** Task details **
Reproduce exactly the lines from the line containing "Output a JSON" through the end of the records below, including both ends, and nothing else.

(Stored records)
***

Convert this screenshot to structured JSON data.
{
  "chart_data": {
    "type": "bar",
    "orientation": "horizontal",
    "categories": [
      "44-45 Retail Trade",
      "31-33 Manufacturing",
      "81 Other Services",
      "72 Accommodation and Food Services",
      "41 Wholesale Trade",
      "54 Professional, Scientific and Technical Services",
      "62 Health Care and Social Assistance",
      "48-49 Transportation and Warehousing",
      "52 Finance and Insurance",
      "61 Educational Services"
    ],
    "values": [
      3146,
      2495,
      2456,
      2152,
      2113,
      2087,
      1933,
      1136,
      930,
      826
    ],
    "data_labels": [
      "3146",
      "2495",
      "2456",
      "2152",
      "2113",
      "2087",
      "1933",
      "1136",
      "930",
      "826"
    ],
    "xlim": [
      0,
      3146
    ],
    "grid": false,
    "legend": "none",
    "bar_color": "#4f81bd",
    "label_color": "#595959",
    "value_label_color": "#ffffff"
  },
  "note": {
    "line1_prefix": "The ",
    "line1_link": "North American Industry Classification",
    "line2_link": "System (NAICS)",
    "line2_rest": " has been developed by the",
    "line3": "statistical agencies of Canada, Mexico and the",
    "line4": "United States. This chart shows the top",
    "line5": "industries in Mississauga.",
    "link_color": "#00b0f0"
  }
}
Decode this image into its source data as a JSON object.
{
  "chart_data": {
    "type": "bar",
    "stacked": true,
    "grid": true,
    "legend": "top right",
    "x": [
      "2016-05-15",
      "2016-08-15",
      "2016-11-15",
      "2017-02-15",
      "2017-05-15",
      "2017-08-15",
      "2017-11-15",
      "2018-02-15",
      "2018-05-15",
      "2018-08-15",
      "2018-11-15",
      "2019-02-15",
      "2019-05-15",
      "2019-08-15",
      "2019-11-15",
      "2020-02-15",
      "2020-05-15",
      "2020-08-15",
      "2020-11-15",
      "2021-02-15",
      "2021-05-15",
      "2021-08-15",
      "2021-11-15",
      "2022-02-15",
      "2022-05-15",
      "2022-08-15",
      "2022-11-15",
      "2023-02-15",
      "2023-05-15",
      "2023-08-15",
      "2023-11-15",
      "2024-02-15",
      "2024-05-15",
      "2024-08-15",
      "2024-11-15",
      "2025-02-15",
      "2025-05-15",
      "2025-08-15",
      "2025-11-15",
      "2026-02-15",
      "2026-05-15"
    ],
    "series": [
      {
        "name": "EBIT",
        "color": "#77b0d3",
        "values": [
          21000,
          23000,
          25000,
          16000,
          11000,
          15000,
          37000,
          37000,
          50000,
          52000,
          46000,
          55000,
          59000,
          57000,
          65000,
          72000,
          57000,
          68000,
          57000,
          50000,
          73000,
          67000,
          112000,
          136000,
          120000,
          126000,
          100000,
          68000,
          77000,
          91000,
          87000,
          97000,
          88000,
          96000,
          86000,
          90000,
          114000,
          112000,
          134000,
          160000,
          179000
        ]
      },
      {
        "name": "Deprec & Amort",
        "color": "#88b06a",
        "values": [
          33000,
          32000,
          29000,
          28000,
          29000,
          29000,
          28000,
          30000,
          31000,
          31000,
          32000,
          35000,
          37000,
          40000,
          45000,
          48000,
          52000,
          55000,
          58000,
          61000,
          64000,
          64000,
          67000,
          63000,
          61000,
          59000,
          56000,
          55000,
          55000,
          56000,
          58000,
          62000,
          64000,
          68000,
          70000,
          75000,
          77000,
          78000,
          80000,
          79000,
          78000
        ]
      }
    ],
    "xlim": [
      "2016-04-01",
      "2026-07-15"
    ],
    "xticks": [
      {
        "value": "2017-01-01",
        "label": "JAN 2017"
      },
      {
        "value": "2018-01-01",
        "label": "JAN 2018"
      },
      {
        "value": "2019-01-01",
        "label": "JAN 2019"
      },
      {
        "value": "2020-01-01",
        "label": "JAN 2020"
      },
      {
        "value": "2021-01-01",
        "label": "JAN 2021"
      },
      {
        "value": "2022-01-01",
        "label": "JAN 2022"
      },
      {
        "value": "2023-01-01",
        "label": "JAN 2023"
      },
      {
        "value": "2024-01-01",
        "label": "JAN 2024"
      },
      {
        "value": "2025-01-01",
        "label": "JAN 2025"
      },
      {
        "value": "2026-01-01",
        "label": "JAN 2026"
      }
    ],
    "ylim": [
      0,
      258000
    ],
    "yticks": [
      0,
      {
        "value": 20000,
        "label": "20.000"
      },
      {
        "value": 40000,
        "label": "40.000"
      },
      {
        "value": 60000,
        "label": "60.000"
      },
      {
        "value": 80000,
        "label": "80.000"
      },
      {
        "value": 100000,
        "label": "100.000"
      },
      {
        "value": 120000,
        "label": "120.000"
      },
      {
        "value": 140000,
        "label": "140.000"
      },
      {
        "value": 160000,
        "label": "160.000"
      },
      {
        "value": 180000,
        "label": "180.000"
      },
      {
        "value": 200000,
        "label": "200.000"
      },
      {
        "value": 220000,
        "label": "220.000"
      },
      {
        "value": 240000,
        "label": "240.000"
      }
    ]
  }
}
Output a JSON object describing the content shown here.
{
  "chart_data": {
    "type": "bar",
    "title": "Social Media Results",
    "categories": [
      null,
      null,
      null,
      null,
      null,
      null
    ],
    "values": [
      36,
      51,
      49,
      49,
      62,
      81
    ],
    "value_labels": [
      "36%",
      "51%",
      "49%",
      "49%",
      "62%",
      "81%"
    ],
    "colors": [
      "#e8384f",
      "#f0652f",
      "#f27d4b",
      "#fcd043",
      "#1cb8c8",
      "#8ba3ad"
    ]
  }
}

***

** Written reply **
Output a JSON object describing the content shown here.
{
  "chart_data": {
    "type": "bar",
    "title": "Social Media Results",
    "categories": [
      null,
      null,
      null,
      null,
      null,
      null
    ],
    "values": [
      36,
      51,
      49,
      49,
      62,
      81
    ],
    "value_labels": [
      "36%",
      "51%",
      "49%",
      "49%",
      "62%",
      "81%"
    ],
    "colors": [
      "#e8384f",
      "#f0652f",
      "#f27d4b",
      "#fcd043",
      "#1cb8c8",
      "#8ba3ad"
    ]
  }
}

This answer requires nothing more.